- **Exercise**
The answer must be a single number: how many lines of the records below hold the word "mRNA".

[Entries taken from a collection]

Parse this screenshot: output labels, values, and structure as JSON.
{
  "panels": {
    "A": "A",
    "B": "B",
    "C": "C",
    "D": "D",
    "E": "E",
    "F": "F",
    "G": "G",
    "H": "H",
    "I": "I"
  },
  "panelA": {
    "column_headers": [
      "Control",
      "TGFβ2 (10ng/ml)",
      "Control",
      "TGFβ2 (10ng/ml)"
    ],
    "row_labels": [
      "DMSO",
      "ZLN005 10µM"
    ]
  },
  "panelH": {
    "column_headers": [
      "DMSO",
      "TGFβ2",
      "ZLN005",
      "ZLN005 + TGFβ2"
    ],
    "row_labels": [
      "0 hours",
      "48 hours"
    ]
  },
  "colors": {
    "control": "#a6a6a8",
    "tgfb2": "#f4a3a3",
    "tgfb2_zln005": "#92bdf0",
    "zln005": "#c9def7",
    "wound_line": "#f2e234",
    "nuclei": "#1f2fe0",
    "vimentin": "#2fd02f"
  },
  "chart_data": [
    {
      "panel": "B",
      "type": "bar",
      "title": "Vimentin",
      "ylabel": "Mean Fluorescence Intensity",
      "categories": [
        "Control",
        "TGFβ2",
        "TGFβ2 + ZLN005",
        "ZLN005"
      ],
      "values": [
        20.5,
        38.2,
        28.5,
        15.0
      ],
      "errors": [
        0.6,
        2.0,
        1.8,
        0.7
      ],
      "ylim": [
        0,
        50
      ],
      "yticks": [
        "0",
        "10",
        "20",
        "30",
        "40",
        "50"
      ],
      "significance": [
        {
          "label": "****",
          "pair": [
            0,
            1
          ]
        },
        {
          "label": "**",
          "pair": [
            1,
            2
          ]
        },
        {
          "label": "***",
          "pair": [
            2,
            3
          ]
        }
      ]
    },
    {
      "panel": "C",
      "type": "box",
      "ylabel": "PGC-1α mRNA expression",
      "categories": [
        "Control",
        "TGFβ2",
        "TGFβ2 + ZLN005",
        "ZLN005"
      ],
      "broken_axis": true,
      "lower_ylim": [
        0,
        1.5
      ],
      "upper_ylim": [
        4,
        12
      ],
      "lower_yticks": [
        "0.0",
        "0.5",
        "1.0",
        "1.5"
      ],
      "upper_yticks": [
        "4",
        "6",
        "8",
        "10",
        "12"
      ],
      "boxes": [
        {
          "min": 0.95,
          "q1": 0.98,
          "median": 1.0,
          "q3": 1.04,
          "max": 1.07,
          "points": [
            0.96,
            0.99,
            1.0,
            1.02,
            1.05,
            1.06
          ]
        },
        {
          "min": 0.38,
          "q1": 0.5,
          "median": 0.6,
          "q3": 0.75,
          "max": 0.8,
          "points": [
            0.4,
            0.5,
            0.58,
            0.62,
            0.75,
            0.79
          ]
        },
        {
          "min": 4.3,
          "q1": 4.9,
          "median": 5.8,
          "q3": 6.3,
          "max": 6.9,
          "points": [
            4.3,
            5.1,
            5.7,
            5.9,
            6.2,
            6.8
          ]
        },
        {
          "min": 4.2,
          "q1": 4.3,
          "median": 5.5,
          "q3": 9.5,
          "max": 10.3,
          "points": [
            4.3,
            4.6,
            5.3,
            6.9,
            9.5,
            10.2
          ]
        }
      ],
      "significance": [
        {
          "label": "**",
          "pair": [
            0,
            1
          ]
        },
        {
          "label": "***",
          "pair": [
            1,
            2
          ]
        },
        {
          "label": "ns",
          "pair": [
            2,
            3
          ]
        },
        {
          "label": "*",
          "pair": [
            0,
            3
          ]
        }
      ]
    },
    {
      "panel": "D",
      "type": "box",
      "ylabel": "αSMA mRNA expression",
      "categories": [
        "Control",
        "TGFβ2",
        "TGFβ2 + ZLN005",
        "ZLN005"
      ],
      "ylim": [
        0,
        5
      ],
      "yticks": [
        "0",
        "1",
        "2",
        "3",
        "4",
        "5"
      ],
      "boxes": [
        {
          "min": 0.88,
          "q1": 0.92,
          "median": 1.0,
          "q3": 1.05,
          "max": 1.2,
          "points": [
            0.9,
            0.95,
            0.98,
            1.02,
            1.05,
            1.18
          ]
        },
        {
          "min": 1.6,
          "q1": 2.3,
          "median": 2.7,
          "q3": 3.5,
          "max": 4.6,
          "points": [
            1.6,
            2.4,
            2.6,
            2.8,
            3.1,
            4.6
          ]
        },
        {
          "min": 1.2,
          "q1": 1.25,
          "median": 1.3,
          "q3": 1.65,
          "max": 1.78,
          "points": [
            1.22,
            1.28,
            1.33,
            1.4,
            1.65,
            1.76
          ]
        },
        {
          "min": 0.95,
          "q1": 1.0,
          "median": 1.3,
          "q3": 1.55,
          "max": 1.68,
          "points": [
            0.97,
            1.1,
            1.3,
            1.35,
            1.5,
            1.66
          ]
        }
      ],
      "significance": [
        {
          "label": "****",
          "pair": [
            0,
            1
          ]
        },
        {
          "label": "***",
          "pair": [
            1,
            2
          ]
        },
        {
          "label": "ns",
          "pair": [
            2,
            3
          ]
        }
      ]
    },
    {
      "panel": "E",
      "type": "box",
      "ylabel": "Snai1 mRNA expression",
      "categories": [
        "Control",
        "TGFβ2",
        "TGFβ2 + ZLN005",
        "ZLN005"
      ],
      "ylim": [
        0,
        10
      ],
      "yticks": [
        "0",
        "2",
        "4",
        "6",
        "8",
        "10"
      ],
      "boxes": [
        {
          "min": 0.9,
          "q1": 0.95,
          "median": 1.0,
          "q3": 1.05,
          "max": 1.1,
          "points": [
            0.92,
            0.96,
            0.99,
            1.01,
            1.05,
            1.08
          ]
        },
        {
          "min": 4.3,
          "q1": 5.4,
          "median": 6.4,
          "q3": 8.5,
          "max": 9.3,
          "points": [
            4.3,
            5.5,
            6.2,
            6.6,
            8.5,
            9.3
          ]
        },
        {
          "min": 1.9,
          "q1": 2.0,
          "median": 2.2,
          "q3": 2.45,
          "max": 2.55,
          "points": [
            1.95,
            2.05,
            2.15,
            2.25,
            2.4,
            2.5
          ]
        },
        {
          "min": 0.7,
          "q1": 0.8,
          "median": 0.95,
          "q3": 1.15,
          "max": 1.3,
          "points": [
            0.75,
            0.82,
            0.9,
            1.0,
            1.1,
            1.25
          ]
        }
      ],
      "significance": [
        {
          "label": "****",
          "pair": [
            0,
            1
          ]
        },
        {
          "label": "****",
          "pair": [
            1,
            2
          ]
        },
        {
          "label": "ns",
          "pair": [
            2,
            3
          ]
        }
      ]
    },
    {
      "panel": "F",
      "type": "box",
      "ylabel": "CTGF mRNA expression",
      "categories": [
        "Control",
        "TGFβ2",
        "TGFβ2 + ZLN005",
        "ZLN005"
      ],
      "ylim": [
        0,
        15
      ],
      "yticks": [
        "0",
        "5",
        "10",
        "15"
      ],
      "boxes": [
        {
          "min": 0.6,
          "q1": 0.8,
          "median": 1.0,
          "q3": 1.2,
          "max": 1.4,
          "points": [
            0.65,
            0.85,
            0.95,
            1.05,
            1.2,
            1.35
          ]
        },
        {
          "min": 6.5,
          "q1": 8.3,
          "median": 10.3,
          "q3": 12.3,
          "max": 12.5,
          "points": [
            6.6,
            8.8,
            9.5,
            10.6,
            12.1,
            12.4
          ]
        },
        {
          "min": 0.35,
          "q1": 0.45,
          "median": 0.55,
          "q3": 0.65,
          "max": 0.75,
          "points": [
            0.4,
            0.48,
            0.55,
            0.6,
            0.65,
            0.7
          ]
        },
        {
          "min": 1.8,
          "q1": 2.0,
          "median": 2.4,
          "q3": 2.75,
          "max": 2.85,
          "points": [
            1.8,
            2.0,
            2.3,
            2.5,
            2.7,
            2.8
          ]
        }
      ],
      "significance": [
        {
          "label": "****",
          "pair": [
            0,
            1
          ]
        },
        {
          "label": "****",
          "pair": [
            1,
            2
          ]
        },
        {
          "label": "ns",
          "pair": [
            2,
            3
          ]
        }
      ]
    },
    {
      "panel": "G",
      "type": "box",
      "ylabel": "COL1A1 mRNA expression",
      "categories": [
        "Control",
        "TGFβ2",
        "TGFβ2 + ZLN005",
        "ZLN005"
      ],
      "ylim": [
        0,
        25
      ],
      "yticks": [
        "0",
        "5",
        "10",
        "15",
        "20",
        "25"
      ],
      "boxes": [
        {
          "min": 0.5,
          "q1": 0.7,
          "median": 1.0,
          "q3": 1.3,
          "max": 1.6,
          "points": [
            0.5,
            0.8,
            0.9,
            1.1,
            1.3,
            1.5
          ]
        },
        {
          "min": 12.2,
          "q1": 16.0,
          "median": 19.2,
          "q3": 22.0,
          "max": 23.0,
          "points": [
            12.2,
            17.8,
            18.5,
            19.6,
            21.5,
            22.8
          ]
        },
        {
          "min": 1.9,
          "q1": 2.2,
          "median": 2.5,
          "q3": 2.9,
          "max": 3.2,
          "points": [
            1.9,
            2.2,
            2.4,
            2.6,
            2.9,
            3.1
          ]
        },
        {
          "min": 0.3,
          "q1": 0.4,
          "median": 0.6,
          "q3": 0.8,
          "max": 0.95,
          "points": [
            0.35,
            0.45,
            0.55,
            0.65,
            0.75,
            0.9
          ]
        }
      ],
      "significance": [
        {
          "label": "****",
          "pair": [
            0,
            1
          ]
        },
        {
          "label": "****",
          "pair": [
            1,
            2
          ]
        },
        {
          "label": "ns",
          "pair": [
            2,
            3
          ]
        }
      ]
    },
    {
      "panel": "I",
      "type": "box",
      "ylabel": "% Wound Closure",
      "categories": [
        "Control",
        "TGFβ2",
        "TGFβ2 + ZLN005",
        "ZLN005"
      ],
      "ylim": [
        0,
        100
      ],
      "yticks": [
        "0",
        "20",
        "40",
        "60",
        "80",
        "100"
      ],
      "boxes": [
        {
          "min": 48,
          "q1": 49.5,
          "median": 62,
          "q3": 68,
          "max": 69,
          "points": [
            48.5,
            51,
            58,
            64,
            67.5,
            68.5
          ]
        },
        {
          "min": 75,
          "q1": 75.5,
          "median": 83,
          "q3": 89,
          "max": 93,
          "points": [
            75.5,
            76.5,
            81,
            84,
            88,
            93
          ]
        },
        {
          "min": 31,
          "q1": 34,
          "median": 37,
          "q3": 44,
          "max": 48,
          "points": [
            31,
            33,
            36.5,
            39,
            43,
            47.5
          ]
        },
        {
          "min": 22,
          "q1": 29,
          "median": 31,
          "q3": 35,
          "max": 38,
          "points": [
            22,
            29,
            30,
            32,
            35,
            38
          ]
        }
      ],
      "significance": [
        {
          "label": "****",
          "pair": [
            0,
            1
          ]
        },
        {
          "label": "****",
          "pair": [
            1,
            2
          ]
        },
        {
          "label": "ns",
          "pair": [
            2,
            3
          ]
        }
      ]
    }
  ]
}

- **Task solution**
5